> TASK INSTRUCTIONS
Copy only this range: the line with "Convert this document image to plain text." through the final line of the material, inclusive at both ends.

> INFORMATION SUPPLIED
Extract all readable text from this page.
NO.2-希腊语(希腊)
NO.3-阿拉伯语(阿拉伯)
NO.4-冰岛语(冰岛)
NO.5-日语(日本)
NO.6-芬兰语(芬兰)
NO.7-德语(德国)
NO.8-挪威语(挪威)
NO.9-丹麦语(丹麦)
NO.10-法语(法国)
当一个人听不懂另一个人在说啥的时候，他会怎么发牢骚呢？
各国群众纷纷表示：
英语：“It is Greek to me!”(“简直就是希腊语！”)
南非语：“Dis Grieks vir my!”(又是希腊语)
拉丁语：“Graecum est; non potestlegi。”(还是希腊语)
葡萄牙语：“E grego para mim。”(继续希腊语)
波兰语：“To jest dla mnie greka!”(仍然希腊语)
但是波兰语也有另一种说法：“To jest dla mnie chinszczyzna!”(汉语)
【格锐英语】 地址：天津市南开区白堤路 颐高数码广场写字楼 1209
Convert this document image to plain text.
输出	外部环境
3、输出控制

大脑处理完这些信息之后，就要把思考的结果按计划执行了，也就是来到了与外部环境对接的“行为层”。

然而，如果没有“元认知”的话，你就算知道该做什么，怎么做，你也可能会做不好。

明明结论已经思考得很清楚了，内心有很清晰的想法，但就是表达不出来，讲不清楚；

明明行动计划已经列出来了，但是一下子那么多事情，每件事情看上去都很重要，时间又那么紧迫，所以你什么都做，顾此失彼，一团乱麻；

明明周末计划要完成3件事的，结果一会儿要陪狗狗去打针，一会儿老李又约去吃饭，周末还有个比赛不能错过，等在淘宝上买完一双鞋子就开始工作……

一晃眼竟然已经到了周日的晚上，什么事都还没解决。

> CORRECT OUTPUT
Convert this document image to plain text.
输出	外部环境
3、输出控制

大脑处理完这些信息之后，就要把思考的结果按计划执行了，也就是来到了与外部环境对接的“行为层”。

然而，如果没有“元认知”的话，你就算知道该做什么，怎么做，你也可能会做不好。

明明结论已经思考得很清楚了，内心有很清晰的想法，但就是表达不出来，讲不清楚；

明明行动计划已经列出来了，但是一下子那么多事情，每件事情看上去都很重要，时间又那么紧迫，所以你什么都做，顾此失彼，一团乱麻；

明明周末计划要完成3件事的，结果一会儿要陪狗狗去打针，一会儿老李又约去吃饭，周末还有个比赛不能错过，等在淘宝上买完一双鞋子就开始工作……

一晃眼竟然已经到了周日的晚上，什么事都还没解决。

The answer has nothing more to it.